* What is being asked *
Look for the string "JSON" and copy every line that has it.

[Figure contents as structured data]
⁂
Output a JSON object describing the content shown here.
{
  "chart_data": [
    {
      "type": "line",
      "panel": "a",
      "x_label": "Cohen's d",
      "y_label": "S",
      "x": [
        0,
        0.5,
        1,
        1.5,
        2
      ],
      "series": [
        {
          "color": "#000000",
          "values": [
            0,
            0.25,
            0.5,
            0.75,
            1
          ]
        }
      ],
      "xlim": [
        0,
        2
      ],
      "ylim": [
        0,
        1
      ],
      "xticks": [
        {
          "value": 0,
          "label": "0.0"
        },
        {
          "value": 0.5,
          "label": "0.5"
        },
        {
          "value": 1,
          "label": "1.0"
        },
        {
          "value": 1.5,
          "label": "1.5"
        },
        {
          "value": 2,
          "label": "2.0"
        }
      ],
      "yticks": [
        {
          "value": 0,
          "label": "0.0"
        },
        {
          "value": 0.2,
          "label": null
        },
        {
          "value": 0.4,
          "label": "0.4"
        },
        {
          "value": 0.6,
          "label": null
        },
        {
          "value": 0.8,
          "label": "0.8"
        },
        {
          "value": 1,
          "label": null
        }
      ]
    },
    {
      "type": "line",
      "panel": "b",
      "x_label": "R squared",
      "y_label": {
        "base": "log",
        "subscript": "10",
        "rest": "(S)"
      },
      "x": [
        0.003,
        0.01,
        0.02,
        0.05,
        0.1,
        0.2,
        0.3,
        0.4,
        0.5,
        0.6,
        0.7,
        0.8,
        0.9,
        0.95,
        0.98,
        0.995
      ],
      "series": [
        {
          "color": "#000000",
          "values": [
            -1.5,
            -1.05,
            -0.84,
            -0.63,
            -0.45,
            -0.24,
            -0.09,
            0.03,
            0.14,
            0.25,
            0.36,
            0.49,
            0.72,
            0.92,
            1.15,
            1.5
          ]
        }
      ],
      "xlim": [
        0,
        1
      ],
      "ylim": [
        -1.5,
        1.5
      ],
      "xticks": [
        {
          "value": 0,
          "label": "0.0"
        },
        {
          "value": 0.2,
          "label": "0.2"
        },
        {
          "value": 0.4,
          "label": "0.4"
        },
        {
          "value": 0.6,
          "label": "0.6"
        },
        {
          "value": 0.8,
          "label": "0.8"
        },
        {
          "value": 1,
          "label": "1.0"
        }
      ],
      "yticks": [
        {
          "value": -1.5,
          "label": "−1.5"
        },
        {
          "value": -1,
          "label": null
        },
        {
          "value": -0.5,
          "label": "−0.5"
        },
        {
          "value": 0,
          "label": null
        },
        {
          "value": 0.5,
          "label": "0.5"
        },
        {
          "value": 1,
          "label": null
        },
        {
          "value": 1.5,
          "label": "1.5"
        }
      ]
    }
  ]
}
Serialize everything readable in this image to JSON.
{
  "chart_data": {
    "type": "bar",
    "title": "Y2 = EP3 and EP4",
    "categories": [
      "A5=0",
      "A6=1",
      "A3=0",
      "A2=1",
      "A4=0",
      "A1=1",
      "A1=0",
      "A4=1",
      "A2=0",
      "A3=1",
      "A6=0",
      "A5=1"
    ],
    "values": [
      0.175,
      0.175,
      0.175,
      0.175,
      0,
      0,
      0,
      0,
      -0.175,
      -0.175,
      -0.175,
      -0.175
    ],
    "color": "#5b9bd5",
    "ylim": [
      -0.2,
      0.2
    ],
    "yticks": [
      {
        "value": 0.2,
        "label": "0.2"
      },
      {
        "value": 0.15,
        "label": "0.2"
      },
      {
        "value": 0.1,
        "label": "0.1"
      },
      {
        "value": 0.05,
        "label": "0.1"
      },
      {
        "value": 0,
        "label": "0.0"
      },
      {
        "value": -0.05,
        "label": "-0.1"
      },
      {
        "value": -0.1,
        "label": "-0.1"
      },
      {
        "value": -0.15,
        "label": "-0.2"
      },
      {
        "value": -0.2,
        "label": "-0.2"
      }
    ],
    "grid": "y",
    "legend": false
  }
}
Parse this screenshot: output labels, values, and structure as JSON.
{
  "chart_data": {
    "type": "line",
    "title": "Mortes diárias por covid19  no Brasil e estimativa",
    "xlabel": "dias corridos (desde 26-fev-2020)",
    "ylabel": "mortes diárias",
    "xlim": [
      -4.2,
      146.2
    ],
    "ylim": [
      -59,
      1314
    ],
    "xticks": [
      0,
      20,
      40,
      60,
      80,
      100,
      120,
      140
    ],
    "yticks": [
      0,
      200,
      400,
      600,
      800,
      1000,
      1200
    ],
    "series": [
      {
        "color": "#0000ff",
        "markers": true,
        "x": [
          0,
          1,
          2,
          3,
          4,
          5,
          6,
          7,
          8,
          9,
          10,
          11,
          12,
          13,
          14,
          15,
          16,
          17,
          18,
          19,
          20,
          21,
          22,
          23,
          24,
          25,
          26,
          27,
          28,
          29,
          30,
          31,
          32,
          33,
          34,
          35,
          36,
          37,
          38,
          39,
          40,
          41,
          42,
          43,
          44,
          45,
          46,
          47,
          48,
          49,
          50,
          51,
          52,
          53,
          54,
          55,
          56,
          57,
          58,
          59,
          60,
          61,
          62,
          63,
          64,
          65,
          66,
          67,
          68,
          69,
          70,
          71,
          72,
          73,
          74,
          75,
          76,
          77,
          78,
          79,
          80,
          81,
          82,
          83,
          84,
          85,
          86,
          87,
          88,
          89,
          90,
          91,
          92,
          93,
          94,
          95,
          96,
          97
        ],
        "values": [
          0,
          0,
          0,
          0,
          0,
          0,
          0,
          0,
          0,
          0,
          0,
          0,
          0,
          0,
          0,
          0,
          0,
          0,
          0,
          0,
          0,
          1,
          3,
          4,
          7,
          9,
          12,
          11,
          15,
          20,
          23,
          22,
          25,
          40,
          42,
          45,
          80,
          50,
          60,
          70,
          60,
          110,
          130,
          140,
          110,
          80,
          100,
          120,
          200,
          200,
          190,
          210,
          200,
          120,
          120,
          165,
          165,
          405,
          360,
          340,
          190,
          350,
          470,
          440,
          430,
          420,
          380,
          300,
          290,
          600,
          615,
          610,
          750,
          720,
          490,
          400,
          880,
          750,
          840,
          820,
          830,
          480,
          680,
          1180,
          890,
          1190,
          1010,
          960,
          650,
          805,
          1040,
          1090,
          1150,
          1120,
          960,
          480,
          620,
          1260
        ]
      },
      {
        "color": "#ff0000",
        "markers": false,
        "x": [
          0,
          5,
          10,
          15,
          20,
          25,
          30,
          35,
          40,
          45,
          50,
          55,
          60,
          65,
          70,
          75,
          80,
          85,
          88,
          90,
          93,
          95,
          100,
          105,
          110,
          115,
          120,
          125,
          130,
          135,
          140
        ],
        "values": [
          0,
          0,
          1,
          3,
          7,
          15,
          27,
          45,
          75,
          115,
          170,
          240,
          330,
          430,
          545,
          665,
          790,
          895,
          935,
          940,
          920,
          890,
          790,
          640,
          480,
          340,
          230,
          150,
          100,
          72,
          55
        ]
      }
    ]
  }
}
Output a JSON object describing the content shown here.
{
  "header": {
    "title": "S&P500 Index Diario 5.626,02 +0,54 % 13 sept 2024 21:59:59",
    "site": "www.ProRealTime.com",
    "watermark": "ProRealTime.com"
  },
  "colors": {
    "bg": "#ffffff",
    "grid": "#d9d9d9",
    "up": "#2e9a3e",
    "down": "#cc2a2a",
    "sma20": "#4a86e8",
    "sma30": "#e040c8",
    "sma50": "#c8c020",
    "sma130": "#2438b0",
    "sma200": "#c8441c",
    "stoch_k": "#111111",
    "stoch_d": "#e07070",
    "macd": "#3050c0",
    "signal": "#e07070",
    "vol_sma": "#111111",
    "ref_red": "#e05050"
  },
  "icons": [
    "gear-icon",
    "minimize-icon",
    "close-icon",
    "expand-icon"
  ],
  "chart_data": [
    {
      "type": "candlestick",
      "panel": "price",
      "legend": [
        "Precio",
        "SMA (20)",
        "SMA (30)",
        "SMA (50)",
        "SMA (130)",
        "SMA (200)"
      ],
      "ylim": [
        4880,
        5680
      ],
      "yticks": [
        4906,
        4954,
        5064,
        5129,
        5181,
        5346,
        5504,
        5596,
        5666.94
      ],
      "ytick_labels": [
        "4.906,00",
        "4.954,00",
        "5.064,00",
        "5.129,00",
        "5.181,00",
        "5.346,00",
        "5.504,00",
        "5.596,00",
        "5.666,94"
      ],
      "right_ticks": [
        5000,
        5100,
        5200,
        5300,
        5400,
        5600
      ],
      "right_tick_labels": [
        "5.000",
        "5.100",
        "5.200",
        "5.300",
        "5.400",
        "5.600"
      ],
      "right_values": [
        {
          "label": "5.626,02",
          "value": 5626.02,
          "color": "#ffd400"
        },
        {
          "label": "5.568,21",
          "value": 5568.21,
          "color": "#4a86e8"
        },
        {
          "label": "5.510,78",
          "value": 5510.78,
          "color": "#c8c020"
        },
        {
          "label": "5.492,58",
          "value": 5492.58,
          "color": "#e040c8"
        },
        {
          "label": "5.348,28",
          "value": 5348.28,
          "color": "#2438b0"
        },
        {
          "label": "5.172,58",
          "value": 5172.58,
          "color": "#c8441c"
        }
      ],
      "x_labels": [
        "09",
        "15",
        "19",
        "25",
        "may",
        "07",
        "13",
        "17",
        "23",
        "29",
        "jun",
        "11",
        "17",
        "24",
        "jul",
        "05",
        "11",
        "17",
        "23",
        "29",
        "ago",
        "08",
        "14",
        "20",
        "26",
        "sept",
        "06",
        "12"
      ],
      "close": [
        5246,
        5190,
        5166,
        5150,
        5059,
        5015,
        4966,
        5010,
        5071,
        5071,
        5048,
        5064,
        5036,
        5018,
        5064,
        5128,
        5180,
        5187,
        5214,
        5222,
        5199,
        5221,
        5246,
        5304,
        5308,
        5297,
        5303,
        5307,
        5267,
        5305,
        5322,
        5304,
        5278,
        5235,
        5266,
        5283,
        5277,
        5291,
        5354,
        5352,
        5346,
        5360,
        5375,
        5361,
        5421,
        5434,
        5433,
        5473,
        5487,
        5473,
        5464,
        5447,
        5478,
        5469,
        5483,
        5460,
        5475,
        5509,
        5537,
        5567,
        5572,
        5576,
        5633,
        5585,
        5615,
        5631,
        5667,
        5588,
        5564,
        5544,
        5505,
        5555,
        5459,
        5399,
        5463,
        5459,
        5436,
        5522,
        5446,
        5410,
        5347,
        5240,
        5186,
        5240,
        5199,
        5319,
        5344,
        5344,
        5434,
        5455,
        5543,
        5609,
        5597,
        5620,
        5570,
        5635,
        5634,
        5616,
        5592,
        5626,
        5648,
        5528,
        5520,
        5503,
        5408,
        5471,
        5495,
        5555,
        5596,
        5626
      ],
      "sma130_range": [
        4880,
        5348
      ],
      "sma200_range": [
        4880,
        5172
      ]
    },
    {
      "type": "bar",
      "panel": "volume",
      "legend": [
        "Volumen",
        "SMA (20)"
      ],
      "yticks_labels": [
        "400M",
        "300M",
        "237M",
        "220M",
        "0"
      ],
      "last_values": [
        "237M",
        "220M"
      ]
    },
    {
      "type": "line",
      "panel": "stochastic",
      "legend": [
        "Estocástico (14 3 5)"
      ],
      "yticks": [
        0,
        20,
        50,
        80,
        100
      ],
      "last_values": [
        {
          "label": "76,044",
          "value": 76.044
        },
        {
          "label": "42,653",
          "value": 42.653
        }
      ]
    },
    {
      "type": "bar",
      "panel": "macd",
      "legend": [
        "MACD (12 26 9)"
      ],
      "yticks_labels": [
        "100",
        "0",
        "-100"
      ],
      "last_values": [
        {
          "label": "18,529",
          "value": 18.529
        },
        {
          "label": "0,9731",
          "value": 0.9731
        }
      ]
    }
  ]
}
⁂
* Complete output *
Output a JSON object describing the content shown here.
Serialize everything readable in this image to JSON.
Parse this screenshot: output labels, values, and structure as JSON.
Output a JSON object describing the content shown here.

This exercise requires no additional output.